_Requirement:_ Return the lines beginning at the one that contains "Read all visible content and emit it as JSON." and continuing to the end of the entries, including both ends, exactly as written and nothing else.

_Source data:_

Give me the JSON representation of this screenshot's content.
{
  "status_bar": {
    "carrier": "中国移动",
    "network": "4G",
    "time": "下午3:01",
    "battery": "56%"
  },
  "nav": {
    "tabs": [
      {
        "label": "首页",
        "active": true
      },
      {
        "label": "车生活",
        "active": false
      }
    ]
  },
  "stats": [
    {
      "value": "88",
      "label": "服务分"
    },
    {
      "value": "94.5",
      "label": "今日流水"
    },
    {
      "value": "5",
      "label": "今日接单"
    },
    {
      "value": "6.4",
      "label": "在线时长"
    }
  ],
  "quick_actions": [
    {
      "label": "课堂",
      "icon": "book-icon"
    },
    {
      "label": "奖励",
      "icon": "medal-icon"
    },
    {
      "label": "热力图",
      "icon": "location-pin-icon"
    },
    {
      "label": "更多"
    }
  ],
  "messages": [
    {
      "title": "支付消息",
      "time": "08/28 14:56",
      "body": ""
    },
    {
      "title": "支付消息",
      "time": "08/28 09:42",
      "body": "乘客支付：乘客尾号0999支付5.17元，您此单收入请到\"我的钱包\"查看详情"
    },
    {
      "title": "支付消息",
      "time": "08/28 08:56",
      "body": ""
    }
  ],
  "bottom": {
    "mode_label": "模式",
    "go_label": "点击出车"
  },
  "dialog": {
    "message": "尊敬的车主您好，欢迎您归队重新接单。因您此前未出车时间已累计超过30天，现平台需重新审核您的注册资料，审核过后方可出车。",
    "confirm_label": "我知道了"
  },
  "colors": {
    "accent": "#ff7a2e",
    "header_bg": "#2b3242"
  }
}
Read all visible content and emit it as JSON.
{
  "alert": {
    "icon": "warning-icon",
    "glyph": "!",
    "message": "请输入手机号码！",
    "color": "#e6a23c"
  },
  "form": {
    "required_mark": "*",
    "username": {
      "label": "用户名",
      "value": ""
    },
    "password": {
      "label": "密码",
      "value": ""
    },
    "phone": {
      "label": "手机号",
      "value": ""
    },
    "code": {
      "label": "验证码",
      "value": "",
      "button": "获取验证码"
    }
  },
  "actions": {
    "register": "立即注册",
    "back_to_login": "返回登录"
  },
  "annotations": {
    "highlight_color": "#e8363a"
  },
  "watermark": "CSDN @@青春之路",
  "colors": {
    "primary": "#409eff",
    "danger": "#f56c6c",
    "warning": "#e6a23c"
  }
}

_Response to the exercise:_
Read all visible content and emit it as JSON.
{
  "alert": {
    "icon": "warning-icon",
    "glyph": "!",
    "message": "请输入手机号码！",
    "color": "#e6a23c"
  },
  "form": {
    "required_mark": "*",
    "username": {
      "label": "用户名",
      "value": ""
    },
    "password": {
      "label": "密码",
      "value": ""
    },
    "phone": {
      "label": "手机号",
      "value": ""
    },
    "code": {
      "label": "验证码",
      "value": "",
      "button": "获取验证码"
    }
  },
  "actions": {
    "register": "立即注册",
    "back_to_login": "返回登录"
  },
  "annotations": {
    "highlight_color": "#e8363a"
  },
  "watermark": "CSDN @@青春之路",
  "colors": {
    "primary": "#409eff",
    "danger": "#f56c6c",
    "warning": "#e6a23c"
  }
}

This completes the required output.